## Segmento di testo:

Camillo di Christian RoccaKerry straripa

New York. John Kerry ha vinto, straripando, altre due primarie, al Sud questa volta, Virginia e Tennessee, nel cortile di casa di John Edwards, secondo, e di Wesley Clark, terzo. Gli elettori democratici continuano a non filarsi Howard Dean, il candidato beniamino della stampa radical chic, l’uomo che sposta sempre più in là il suo obiettivo (vedi articolo a pagina tre). Il generale Clark si è ritirato, il fiasco della sua campagna è secondo solo al disastro di Dean. Restano Kerry, Edwards e, ancora, Dean, oltre ai mai domi candidati dell’1 per cento, il reverendo Al Sharpton e l’antagonista deputato dell’Ohio, Dennis Kucinich.
Kerry ha vinto in 12 Stati su 15, al Nord, al Sud, a Est, nel Midwest, ovunque. E’ l’unico candidato nazionale insieme a Dean, il quale però arriva quasi sempre in fondo. La corsa è finita, dicono tutti gli analisti, Kerry sfiderà George W. Bush il 2 di novembre. Il presidente del Comitato nazionale del partito democratico, Terry McAuliffe, disinvolto stratega degli anni d’oro clintoniani, ha disegnato il calendario delle primarie proprio per ottenere questo risultato: un candidato forte e il più presto possibile.
Se i giochi sono fatti, perché Edwards e Dean continuano la corsa? Intanto sperano in un passo falso di Kerry, eventualità davvero remota, data l’esperienza del senatore del Massachusetts. Edwards, fin qui, ha giocato tutto sul fattore Sud, lui è del Sud e senza un paio di Stati del Sud i democratici non entrano alla Casa Bianca. Ma il Sud, con l’eccezione della Carolina, gli ha preferito Kerry. Dicono che in ballo ci sia la vicepresidenza, e gli analisti notano che Edwards ha criticato Kerry in una sola occasione.

## Attività da svolgere:
1. Indichi se ciascuna delle seguenti affermazioni concorda con l'articolo sulle primarie democratiche, rispondendo sì o no e citando le parole decisive: (a) Kerry ha vinto in dodici dei quindici Stati in cui si è votato; (b) il generale Clark prosegue la sua campagna; (c) Edwards ha criticato Kerry in più occasioni.
2. Prosegua l'articolo sulle primarie democratiche a partire dall'ultima frase riportata, con un paragrafo nello stesso stile.

## Materiale estratto:
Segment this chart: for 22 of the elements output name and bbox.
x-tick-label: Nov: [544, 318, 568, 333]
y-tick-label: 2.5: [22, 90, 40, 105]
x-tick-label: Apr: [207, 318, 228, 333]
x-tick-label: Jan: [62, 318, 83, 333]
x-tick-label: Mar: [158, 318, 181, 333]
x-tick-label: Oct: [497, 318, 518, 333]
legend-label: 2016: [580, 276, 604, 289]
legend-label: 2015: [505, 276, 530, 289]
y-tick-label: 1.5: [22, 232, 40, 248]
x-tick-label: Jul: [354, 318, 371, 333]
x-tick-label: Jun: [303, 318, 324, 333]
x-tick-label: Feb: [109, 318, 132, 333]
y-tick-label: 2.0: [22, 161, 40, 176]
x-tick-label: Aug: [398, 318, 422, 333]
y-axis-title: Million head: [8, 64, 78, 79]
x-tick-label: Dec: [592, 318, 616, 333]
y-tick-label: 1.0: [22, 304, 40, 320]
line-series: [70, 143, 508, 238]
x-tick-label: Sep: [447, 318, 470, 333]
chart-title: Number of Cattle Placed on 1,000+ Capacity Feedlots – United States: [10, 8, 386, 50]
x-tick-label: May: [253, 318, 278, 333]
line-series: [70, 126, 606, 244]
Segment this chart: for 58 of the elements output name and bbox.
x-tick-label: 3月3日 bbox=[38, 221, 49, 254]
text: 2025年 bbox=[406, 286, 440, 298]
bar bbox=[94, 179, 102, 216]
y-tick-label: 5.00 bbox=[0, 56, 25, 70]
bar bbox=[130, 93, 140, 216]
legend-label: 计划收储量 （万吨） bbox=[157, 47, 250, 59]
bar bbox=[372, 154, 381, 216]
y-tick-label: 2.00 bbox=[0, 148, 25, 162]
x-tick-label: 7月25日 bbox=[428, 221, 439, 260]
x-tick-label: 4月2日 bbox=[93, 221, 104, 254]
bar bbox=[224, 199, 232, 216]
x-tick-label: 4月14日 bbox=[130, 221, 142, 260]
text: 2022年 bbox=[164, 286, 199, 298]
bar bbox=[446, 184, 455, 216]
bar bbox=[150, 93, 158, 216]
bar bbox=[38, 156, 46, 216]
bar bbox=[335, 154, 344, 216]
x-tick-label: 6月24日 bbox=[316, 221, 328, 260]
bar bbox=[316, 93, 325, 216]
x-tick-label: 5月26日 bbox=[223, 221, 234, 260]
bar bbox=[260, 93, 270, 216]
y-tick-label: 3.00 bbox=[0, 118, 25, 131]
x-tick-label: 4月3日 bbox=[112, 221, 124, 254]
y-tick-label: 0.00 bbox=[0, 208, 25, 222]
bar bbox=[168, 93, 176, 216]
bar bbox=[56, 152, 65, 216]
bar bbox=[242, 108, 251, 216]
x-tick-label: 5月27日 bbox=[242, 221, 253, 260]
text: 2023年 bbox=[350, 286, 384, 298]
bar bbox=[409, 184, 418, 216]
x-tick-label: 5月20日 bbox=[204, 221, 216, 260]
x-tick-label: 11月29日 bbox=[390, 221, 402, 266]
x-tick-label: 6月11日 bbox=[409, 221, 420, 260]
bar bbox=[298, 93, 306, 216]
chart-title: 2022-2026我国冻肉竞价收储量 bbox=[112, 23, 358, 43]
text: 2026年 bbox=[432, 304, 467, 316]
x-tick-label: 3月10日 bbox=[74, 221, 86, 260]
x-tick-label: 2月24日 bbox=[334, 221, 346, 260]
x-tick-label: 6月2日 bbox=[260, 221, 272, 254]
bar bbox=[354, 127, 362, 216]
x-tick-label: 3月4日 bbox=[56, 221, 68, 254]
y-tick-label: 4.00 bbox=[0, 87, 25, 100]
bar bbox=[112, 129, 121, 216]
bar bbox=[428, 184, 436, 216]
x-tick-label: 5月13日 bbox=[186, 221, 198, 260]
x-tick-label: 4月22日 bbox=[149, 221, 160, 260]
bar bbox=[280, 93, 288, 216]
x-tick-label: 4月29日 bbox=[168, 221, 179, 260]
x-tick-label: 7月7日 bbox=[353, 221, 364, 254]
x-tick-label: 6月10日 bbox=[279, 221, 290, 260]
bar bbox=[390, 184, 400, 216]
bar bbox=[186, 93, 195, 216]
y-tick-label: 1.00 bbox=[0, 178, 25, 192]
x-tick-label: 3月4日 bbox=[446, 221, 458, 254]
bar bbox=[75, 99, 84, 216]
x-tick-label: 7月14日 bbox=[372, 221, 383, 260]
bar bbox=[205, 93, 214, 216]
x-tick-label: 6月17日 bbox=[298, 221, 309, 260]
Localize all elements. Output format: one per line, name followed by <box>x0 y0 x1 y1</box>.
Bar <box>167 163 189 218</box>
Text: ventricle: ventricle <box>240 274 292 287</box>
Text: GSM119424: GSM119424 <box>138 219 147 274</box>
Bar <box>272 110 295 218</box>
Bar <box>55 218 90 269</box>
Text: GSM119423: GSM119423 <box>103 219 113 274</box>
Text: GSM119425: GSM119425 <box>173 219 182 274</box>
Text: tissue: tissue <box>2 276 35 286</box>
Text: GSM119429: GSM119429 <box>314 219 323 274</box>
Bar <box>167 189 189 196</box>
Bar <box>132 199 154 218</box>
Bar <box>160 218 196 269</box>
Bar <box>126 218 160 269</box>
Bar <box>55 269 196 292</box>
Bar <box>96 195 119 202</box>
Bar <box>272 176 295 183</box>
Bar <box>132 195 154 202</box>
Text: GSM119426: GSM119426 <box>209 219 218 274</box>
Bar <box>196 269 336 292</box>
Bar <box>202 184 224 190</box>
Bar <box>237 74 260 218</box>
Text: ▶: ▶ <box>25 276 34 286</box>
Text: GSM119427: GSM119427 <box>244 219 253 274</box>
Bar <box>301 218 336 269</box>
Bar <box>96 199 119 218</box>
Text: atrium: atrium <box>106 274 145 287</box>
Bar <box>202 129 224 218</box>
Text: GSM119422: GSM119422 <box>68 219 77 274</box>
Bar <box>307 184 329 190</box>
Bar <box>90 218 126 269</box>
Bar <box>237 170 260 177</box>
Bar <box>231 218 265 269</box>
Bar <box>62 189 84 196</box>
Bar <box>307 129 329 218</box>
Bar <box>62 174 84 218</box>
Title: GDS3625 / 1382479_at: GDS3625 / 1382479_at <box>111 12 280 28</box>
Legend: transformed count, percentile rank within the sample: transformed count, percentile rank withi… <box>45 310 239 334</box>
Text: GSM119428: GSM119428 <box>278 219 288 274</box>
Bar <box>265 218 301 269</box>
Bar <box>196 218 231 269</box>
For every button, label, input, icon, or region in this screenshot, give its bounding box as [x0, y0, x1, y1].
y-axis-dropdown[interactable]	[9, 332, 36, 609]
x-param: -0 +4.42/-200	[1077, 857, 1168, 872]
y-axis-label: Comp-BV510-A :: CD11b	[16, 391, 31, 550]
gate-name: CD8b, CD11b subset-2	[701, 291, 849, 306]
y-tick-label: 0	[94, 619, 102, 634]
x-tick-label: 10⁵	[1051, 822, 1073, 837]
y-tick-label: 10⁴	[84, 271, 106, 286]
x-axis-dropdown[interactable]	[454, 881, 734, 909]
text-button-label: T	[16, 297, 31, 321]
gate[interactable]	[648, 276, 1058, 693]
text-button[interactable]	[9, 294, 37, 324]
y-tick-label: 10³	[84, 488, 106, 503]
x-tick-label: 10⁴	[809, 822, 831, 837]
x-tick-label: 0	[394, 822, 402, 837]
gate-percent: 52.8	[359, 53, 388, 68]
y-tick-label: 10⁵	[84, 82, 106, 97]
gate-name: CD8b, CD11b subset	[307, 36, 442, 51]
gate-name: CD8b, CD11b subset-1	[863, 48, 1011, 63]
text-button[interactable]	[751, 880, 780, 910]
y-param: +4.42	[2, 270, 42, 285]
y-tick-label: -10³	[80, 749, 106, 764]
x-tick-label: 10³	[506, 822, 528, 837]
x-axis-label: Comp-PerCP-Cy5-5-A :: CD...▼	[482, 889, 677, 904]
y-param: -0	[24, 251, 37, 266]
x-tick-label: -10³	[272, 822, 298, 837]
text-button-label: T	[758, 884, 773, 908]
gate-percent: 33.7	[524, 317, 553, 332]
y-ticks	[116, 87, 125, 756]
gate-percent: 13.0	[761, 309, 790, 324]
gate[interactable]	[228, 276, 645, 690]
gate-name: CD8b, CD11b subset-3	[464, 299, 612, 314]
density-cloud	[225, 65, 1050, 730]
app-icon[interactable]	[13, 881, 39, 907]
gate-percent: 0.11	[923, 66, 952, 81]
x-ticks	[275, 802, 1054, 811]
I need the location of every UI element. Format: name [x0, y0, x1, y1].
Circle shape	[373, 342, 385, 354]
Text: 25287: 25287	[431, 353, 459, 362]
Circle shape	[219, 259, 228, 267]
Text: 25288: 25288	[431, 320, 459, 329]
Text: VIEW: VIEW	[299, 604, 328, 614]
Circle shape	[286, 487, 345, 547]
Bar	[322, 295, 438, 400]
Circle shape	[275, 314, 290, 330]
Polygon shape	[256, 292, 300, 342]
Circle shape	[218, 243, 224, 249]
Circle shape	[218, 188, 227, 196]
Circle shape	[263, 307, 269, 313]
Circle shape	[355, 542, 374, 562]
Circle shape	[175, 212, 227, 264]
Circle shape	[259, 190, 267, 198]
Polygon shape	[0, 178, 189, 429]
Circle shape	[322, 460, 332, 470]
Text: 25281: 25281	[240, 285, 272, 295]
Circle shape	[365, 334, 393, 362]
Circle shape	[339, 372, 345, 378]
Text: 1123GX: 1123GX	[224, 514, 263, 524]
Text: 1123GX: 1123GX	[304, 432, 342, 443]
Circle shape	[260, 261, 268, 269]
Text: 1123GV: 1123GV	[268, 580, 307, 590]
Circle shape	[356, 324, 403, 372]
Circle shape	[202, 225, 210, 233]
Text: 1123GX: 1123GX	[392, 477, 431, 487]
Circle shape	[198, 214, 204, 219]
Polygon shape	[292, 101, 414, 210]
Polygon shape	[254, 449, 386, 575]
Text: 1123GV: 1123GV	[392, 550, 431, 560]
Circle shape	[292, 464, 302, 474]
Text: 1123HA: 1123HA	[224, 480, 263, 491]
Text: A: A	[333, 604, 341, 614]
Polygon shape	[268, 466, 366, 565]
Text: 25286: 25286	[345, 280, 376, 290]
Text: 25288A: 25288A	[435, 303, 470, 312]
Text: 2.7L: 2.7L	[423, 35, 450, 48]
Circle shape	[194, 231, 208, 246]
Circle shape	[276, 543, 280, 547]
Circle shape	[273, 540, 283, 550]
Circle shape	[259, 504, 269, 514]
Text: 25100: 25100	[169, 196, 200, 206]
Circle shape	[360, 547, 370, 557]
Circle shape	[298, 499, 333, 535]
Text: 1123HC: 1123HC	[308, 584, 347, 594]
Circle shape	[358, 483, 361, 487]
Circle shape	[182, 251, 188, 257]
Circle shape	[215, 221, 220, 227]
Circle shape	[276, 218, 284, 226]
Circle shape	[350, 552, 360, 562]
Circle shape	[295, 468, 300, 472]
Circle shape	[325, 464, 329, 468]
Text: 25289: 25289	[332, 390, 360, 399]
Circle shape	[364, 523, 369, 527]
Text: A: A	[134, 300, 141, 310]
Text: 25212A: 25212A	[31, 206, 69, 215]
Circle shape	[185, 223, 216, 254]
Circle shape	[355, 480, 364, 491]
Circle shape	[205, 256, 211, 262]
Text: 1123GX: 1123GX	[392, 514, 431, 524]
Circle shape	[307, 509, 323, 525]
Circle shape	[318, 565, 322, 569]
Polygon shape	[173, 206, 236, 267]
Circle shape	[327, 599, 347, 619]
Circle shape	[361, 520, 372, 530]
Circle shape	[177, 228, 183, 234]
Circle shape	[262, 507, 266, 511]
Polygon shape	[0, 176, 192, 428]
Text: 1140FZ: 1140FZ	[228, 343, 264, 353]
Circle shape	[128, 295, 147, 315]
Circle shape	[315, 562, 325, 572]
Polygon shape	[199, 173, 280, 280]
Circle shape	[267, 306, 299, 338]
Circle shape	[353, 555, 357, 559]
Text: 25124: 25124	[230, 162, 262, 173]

## Soluzioni proposte:
1.
(a) Sì: «Kerry ha vinto in 12 Stati su 15».
(b) No: «Il generale Clark si è ritirato».
(c) No: «Edwards ha criticato Kerry in una sola occasione».

2.
Glielo chiedono tutti, e a tutti Edwards risponde di no, che non gli interessa. Eppure per i giornali americani è quasi certo, nonostante nelle campagne precedenti non abbiano indovinato né Cheney vice di Bush né Gore vice di Clinton. Edwards, peraltro, dovrebbe dimettersi da senatore se vorrà accettare la sfida, e chissà se avrà voglia. Intanto trae vantaggio dall’uscita di scena di Clark, e spera di ottenere più visibilità, spessore politico e, magari, l’investitura per tenere il discorso di apertura della Convention di Boston di fine luglio. Che non è cosa da poco. In America si parla ancora dei discorsi inaugurali di Reagan nel 1964 per Barry Goldwater e di Clinton nel 1988 per Mike Dukakis. Goldwater e Dukakis persero in modo disastroso, Reagan e Clinton diventarono due grandi presidenti.